WORK INSTRUCTIONS> Set down the data below without change, skipping the pictures it holds.

ENTRIES PROVIDED>
* * * *
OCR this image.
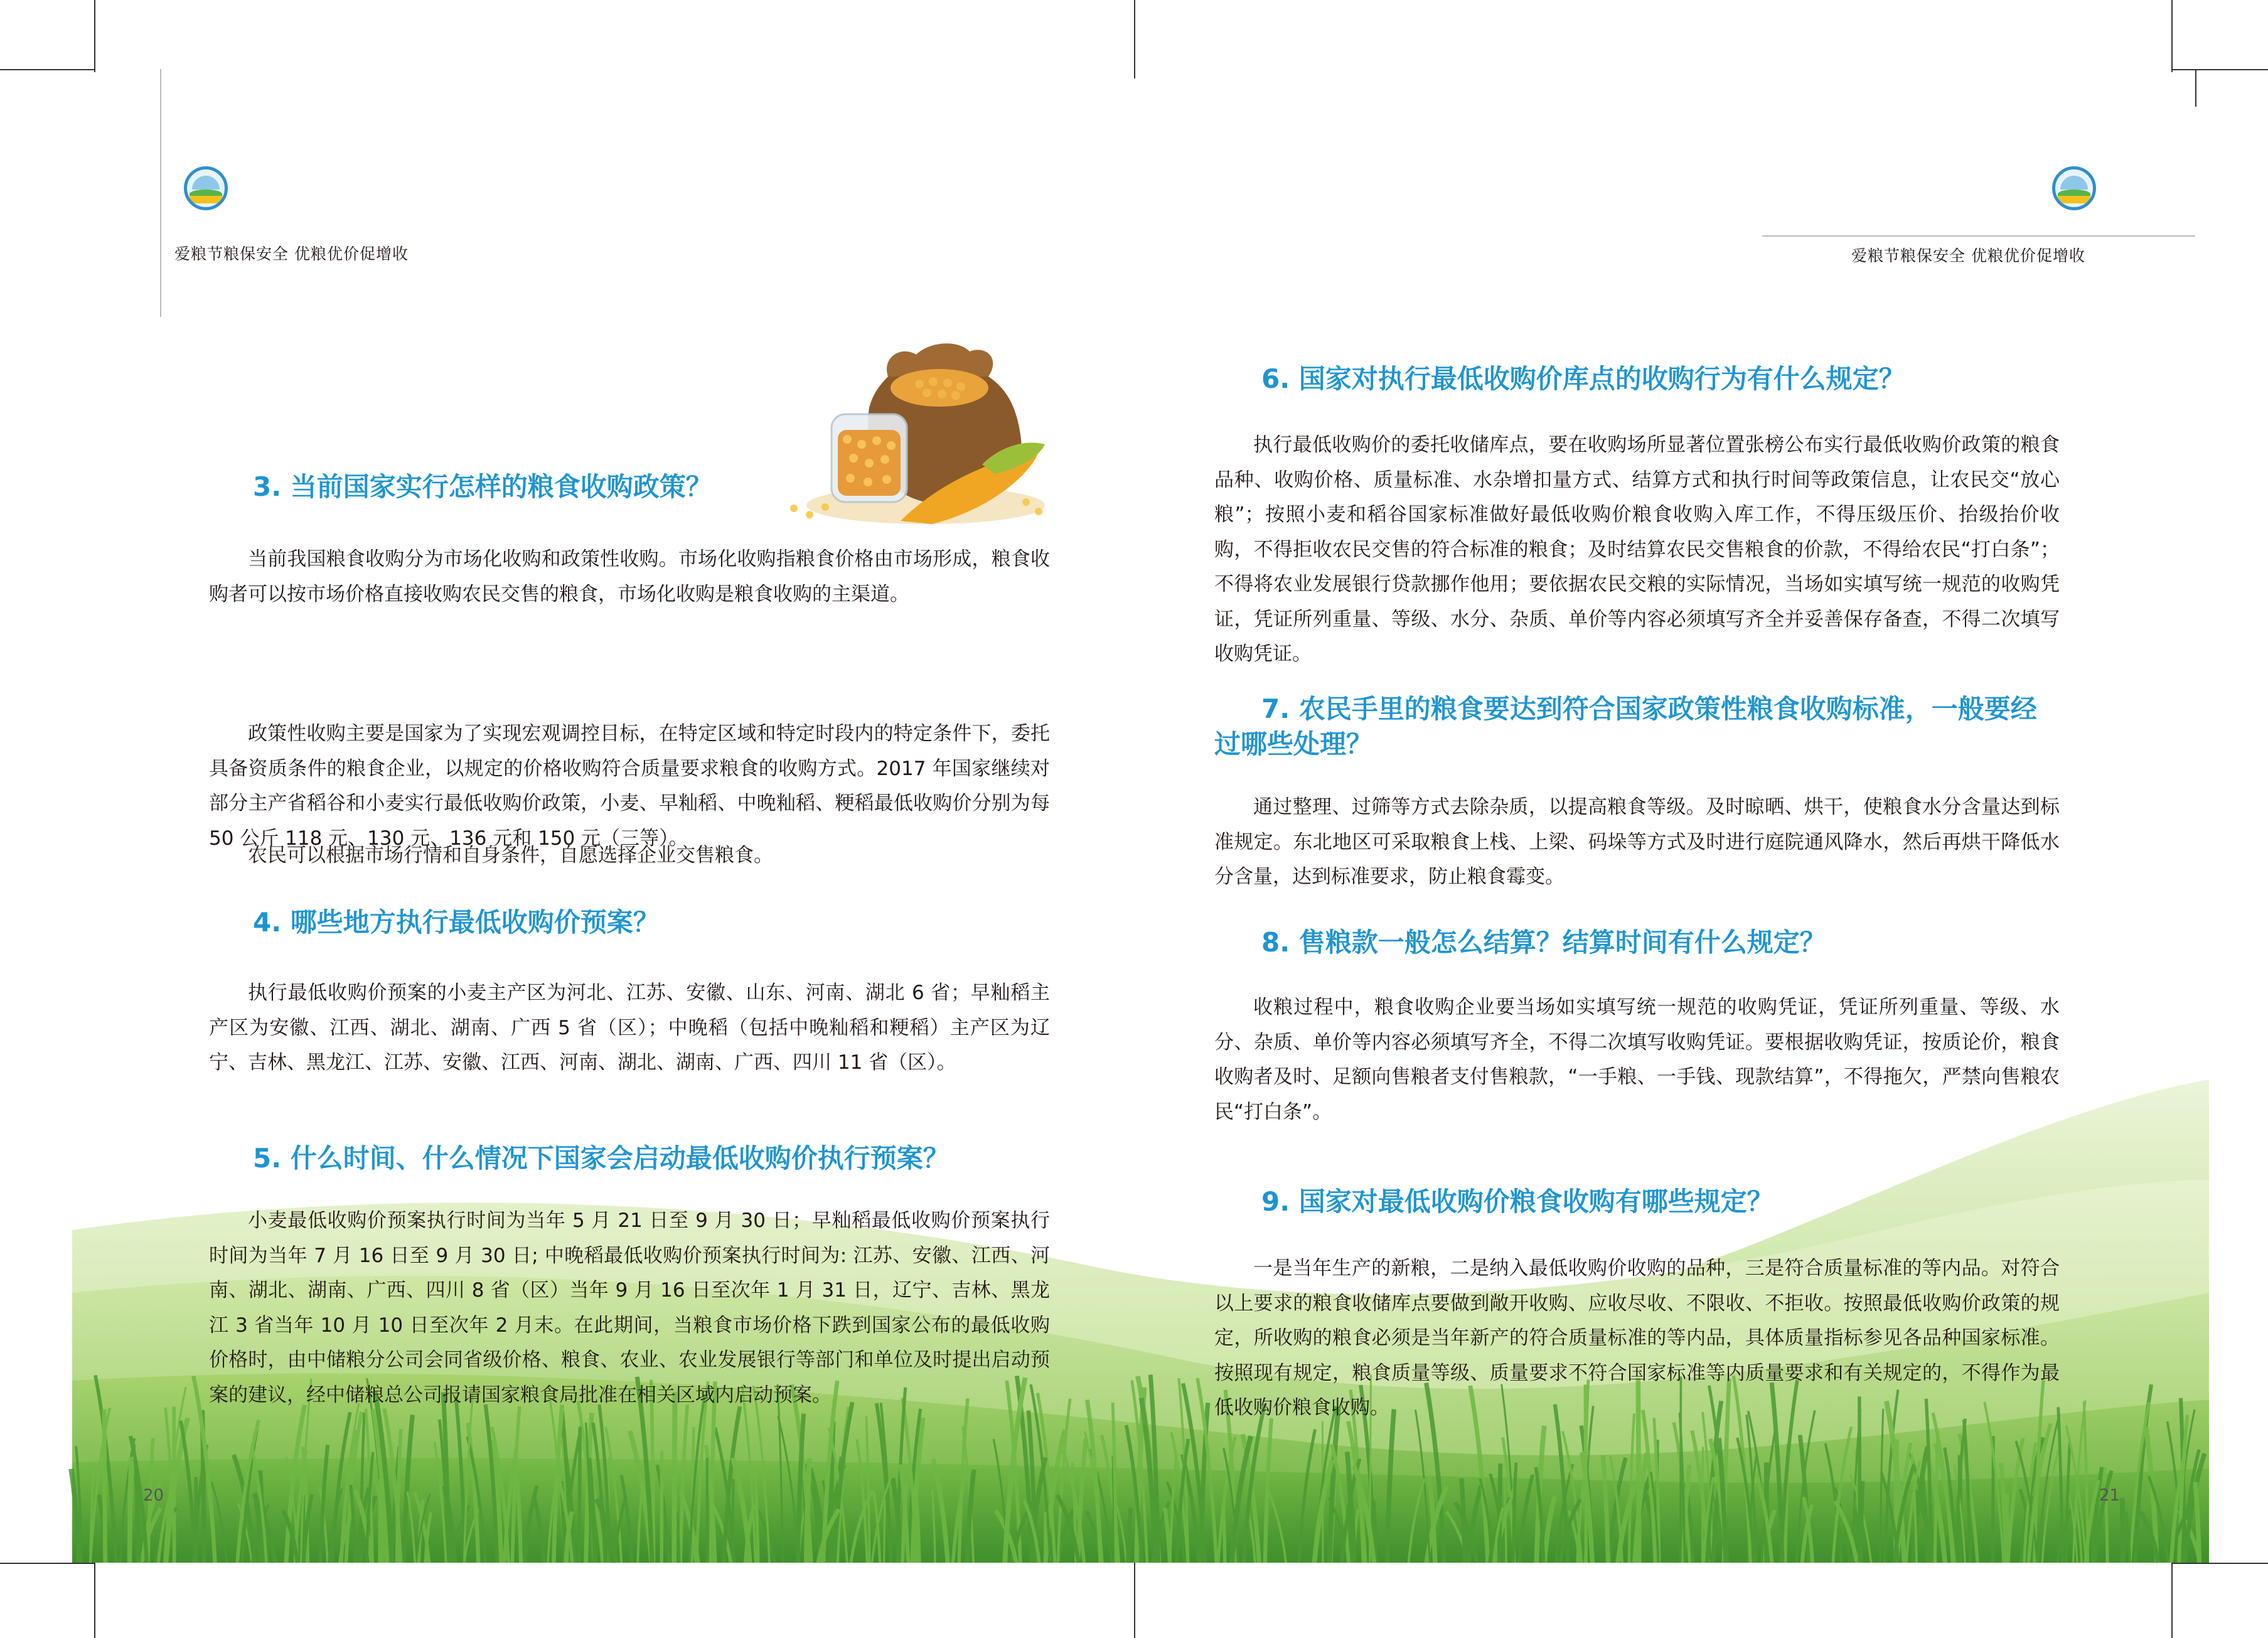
爱粮节粮保安全 优粮优价促增收	爱粮节粮保安全 优粮优价促增收
3. 当前国家实行怎样的粮食收购政策？

当前我国粮食收购分为市场化收购和政策性收购。市场化收购指粮食价格由市场形成，粮食收购者可以按市场价格直接收购农民交售的粮食，市场化收购是粮食收购的主渠道。

政策性收购主要是国家为了实现宏观调控目标，在特定区域和特定时段内的特定条件下，委托具备资质条件的粮食企业，以规定的价格收购符合质量要求粮食的收购方式。2017 年国家继续对部分主产省稻谷和小麦实行最低收购价政策，小麦、早籼稻、中晚籼稻、粳稻最低收购价分别为每 50 公斤 118 元、130 元、136 元和 150 元（三等）。

农民可以根据市场行情和自身条件，自愿选择企业交售粮食。

4. 哪些地方执行最低收购价预案？

执行最低收购价预案的小麦主产区为河北、江苏、安徽、山东、河南、湖北 6 省；早籼稻主产区为安徽、江西、湖北、湖南、广西 5 省（区）；中晚稻（包括中晚籼稻和粳稻）主产区为辽宁、吉林、黑龙江、江苏、安徽、江西、河南、湖北、湖南、广西、四川 11 省（区）。

5. 什么时间、什么情况下国家会启动最低收购价执行预案？

小麦最低收购价预案执行时间为当年 5 月 21 日至 9 月 30 日；早籼稻最低收购价预案执行时间为当年 7 月 16 日至 9 月 30 日; 中晚稻最低收购价预案执行时间为: 江苏、安徽、江西、河南、湖北、湖南、广西、四川 8 省（区）当年 9 月 16 日至次年 1 月 31 日，辽宁、吉林、黑龙江 3 省当年 10 月 10 日至次年 2 月末。在此期间，当粮食市场价格下跌到国家公布的最低收购价格时，由中储粮分公司会同省级价格、粮食、农业、农业发展银行等部门和单位及时提出启动预案的建议，经中储粮总公司报请国家粮食局批准在相关区域内启动预案。

20
6. 国家对执行最低收购价库点的收购行为有什么规定？

执行最低收购价的委托收储库点，要在收购场所显著位置张榜公布实行最低收购价政策的粮食品种、收购价格、质量标准、水杂增扣量方式、结算方式和执行时间等政策信息，让农民交“放心粮”；按照小麦和稻谷国家标准做好最低收购价粮食收购入库工作，不得压级压价、抬级抬价收购，不得拒收农民交售的符合标准的粮食；及时结算农民交售粮食的价款，不得给农民“打白条”；不得将农业发展银行贷款挪作他用；要依据农民交粮的实际情况，当场如实填写统一规范的收购凭证，凭证所列重量、等级、水分、杂质、单价等内容必须填写齐全并妥善保存备查，不得二次填写收购凭证。

7. 农民手里的粮食要达到符合国家政策性粮食收购标准，一般要经过哪些处理？

通过整理、过筛等方式去除杂质，以提高粮食等级。及时晾晒、烘干，使粮食水分含量达到标准规定。东北地区可采取粮食上栈、上梁、码垛等方式及时进行庭院通风降水，然后再烘干降低水分含量，达到标准要求，防止粮食霉变。

8. 售粮款一般怎么结算？结算时间有什么规定？

收粮过程中，粮食收购企业要当场如实填写统一规范的收购凭证，凭证所列重量、等级、水分、杂质、单价等内容必须填写齐全，不得二次填写收购凭证。要根据收购凭证，按质论价，粮食收购者及时、足额向售粮者支付售粮款，“一手粮、一手钱、现款结算”，不得拖欠，严禁向售粮农民“打白条”。

9. 国家对最低收购价粮食收购有哪些规定？

一是当年生产的新粮，二是纳入最低收购价收购的品种，三是符合质量标准的等内品。对符合以上要求的粮食收储库点要做到敞开收购、应收尽收、不限收、不拒收。按照最低收购价政策的规定，所收购的粮食必须是当年新产的符合质量标准的等内品，具体质量指标参见各品种国家标准。按照现有规定，粮食质量等级、质量要求不符合国家标准等内质量要求和有关规定的，不得作为最低收购价粮食收购。

21
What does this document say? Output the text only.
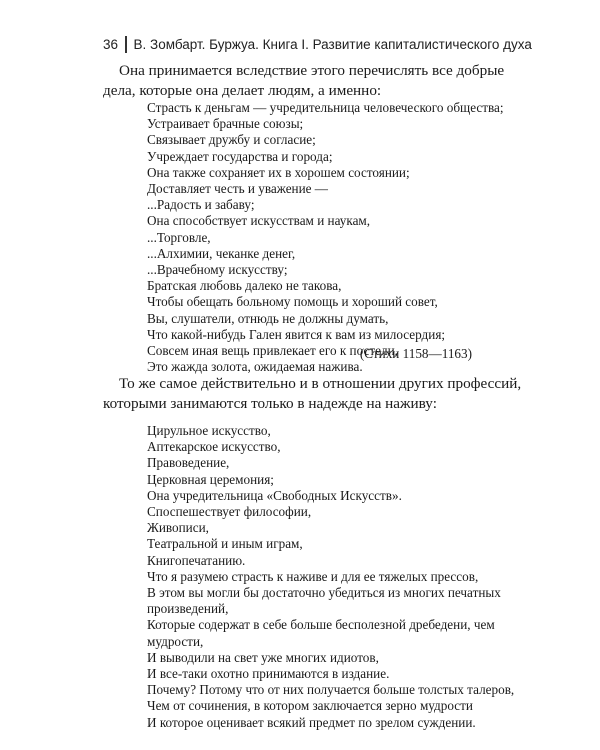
36 В. Зомбарт. Буржуа. Книга I. Развитие капиталистического духа

Она принимается вследствие этого перечислять все добрые дела, которые она делает людям, а именно:

Страсть к деньгам — учредительница человеческого общества;
Устраивает брачные союзы;
Связывает дружбу и согласие;
Учреждает государства и города;
Она также сохраняет их в хорошем состоянии;
Доставляет честь и уважение —
...Радость и забаву;
Она способствует искусствам и наукам,
...Торговле,
...Алхимии, чеканке денег,
...Врачебному искусству;
Братская любовь далеко не такова,
Чтобы обещать больному помощь и хороший совет,
Вы, слушатели, отнюдь не должны думать,
Что какой-нибудь Гален явится к вам из милосердия;
Совсем иная вещь привлекает его к постели,
Это жажда золота, ожидаемая нажива.
(Стихи 1158—1163)

То же самое действительно и в отношении других профессий, которыми занимаются только в надежде на наживу:

Цирульное искусство,
Аптекарское искусство,
Правоведение,
Церковная церемония;
Она учредительница «Свободных Искусств».
Споспешествует философии,
Живописи,
Театральной и иным играм,
Книгопечатанию.
Что я разумею страсть к наживе и для ее тяжелых прессов,
В этом вы могли бы достаточно убедиться из многих печатных произведений,
Которые содержат в себе больше бесполезной дребедени, чем мудрости,
И выводили на свет уже многих идиотов,
И все-таки охотно принимаются в издание.
Почему? Потому что от них получается больше толстых талеров,
Чем от сочинения, в котором заключается зерно мудрости
И которое оценивает всякий предмет по зрелом суждении.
* * * *
SOLUTION>
OCR this image.
爱粮节粮保安全 优粮优价促增收	爱粮节粮保安全 优粮优价促增收
3. 当前国家实行怎样的粮食收购政策？

当前我国粮食收购分为市场化收购和政策性收购。市场化收购指粮食价格由市场形成，粮食收购者可以按市场价格直接收购农民交售的粮食，市场化收购是粮食收购的主渠道。

政策性收购主要是国家为了实现宏观调控目标，在特定区域和特定时段内的特定条件下，委托具备资质条件的粮食企业，以规定的价格收购符合质量要求粮食的收购方式。2017 年国家继续对部分主产省稻谷和小麦实行最低收购价政策，小麦、早籼稻、中晚籼稻、粳稻最低收购价分别为每 50 公斤 118 元、130 元、136 元和 150 元（三等）。

农民可以根据市场行情和自身条件，自愿选择企业交售粮食。

4. 哪些地方执行最低收购价预案？

执行最低收购价预案的小麦主产区为河北、江苏、安徽、山东、河南、湖北 6 省；早籼稻主产区为安徽、江西、湖北、湖南、广西 5 省（区）；中晚稻（包括中晚籼稻和粳稻）主产区为辽宁、吉林、黑龙江、江苏、安徽、江西、河南、湖北、湖南、广西、四川 11 省（区）。

5. 什么时间、什么情况下国家会启动最低收购价执行预案？

小麦最低收购价预案执行时间为当年 5 月 21 日至 9 月 30 日；早籼稻最低收购价预案执行时间为当年 7 月 16 日至 9 月 30 日; 中晚稻最低收购价预案执行时间为: 江苏、安徽、江西、河南、湖北、湖南、广西、四川 8 省（区）当年 9 月 16 日至次年 1 月 31 日，辽宁、吉林、黑龙江 3 省当年 10 月 10 日至次年 2 月末。在此期间，当粮食市场价格下跌到国家公布的最低收购价格时，由中储粮分公司会同省级价格、粮食、农业、农业发展银行等部门和单位及时提出启动预案的建议，经中储粮总公司报请国家粮食局批准在相关区域内启动预案。

20
6. 国家对执行最低收购价库点的收购行为有什么规定？

执行最低收购价的委托收储库点，要在收购场所显著位置张榜公布实行最低收购价政策的粮食品种、收购价格、质量标准、水杂增扣量方式、结算方式和执行时间等政策信息，让农民交“放心粮”；按照小麦和稻谷国家标准做好最低收购价粮食收购入库工作，不得压级压价、抬级抬价收购，不得拒收农民交售的符合标准的粮食；及时结算农民交售粮食的价款，不得给农民“打白条”；不得将农业发展银行贷款挪作他用；要依据农民交粮的实际情况，当场如实填写统一规范的收购凭证，凭证所列重量、等级、水分、杂质、单价等内容必须填写齐全并妥善保存备查，不得二次填写收购凭证。

7. 农民手里的粮食要达到符合国家政策性粮食收购标准，一般要经过哪些处理？

通过整理、过筛等方式去除杂质，以提高粮食等级。及时晾晒、烘干，使粮食水分含量达到标准规定。东北地区可采取粮食上栈、上梁、码垛等方式及时进行庭院通风降水，然后再烘干降低水分含量，达到标准要求，防止粮食霉变。

8. 售粮款一般怎么结算？结算时间有什么规定？

收粮过程中，粮食收购企业要当场如实填写统一规范的收购凭证，凭证所列重量、等级、水分、杂质、单价等内容必须填写齐全，不得二次填写收购凭证。要根据收购凭证，按质论价，粮食收购者及时、足额向售粮者支付售粮款，“一手粮、一手钱、现款结算”，不得拖欠，严禁向售粮农民“打白条”。

9. 国家对最低收购价粮食收购有哪些规定？

一是当年生产的新粮，二是纳入最低收购价收购的品种，三是符合质量标准的等内品。对符合以上要求的粮食收储库点要做到敞开收购、应收尽收、不限收、不拒收。按照最低收购价政策的规定，所收购的粮食必须是当年新产的符合质量标准的等内品，具体质量指标参见各品种国家标准。按照现有规定，粮食质量等级、质量要求不符合国家标准等内质量要求和有关规定的，不得作为最低收购价粮食收购。

21
What does this document say? Output the text only.
36 В. Зомбарт. Буржуа. Книга I. Развитие капиталистического духа

Она принимается вследствие этого перечислять все добрые дела, которые она делает людям, а именно:

Страсть к деньгам — учредительница человеческого общества;
Устраивает брачные союзы;
Связывает дружбу и согласие;
Учреждает государства и города;
Она также сохраняет их в хорошем состоянии;
Доставляет честь и уважение —
...Радость и забаву;
Она способствует искусствам и наукам,
...Торговле,
...Алхимии, чеканке денег,
...Врачебному искусству;
Братская любовь далеко не такова,
Чтобы обещать больному помощь и хороший совет,
Вы, слушатели, отнюдь не должны думать,
Что какой-нибудь Гален явится к вам из милосердия;
Совсем иная вещь привлекает его к постели,
Это жажда золота, ожидаемая нажива.
(Стихи 1158—1163)

То же самое действительно и в отношении других профессий, которыми занимаются только в надежде на наживу:

Цирульное искусство,
Аптекарское искусство,
Правоведение,
Церковная церемония;
Она учредительница «Свободных Искусств».
Споспешествует философии,
Живописи,
Театральной и иным играм,
Книгопечатанию.
Что я разумею страсть к наживе и для ее тяжелых прессов,
В этом вы могли бы достаточно убедиться из многих печатных произведений,
Которые содержат в себе больше бесполезной дребедени, чем мудрости,
И выводили на свет уже многих идиотов,
И все-таки охотно принимаются в издание.
Почему? Потому что от них получается больше толстых талеров,
Чем от сочинения, в котором заключается зерно мудрости
И которое оценивает всякий предмет по зрелом суждении.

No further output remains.